*Given exercise*:
In the data below, find each line containing the string "Test" and return it.

*Stored rows*:
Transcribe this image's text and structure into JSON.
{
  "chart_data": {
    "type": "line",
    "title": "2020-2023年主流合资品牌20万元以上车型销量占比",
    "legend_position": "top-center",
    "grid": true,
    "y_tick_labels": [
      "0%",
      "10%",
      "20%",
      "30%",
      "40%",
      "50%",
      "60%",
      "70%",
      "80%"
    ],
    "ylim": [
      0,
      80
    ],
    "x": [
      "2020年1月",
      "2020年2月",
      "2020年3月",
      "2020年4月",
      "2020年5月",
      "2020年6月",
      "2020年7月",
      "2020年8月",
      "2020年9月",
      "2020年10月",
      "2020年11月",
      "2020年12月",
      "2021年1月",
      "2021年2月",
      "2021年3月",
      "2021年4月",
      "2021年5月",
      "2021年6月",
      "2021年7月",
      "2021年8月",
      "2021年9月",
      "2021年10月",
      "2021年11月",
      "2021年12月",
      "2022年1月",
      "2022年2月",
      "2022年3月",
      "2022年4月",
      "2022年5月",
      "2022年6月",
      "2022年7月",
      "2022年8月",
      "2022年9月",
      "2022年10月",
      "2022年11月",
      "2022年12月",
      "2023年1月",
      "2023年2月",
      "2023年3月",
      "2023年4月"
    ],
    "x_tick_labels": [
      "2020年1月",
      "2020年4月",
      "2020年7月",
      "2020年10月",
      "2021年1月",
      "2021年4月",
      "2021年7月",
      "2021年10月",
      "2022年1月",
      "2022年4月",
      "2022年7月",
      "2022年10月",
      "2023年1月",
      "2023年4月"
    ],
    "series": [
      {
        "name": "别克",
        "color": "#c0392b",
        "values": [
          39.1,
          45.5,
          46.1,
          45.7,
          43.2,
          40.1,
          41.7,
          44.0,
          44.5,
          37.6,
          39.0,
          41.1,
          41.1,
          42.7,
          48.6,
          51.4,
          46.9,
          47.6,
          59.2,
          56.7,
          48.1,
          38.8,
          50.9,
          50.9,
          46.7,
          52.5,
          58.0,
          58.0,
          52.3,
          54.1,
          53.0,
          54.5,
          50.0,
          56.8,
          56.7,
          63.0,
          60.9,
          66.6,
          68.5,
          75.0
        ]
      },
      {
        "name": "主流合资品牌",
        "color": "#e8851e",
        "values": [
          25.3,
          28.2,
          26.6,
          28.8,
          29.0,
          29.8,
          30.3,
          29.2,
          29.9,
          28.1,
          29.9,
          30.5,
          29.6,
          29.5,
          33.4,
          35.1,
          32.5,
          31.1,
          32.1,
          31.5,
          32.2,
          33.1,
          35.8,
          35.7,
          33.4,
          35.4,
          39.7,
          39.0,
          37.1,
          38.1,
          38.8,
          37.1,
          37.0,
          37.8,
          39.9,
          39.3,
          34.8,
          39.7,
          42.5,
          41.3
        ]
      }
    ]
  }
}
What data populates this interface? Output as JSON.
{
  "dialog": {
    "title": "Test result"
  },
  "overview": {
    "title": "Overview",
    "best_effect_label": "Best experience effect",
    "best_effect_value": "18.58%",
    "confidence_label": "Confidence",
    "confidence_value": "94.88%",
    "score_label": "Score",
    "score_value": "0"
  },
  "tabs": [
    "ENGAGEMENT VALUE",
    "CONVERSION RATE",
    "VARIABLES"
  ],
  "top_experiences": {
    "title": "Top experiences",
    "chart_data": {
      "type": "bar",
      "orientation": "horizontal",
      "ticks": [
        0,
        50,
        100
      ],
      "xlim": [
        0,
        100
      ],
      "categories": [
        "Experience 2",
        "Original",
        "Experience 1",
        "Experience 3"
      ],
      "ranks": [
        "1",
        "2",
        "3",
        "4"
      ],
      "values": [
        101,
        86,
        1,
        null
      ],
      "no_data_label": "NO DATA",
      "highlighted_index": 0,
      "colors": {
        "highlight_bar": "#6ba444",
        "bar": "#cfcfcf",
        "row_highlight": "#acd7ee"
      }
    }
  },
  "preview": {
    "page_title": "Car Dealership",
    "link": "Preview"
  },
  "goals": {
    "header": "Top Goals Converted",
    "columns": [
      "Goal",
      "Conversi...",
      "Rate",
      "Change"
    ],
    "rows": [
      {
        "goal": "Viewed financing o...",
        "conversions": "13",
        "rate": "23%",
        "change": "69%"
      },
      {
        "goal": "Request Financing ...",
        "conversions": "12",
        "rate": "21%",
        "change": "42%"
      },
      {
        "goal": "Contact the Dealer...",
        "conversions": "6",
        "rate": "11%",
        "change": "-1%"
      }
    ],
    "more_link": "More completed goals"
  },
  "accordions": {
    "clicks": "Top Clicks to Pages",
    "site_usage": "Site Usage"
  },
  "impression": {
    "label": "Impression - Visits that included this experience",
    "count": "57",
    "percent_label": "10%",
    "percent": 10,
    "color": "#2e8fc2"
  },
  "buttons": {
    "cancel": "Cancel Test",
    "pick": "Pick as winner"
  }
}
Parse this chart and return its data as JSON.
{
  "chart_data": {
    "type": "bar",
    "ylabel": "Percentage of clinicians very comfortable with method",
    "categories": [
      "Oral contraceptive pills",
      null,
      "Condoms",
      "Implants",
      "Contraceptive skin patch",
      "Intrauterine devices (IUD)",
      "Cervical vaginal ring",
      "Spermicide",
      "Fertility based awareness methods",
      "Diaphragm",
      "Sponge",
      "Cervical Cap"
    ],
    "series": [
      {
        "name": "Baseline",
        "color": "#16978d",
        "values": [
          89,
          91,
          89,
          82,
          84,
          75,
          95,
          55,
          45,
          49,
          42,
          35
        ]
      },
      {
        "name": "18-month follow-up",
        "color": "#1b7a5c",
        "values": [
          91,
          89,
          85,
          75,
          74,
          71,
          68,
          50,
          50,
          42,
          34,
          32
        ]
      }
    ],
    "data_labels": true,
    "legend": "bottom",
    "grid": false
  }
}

*Solved problem*:
    "title": "Test result"
    "cancel": "Cancel Test",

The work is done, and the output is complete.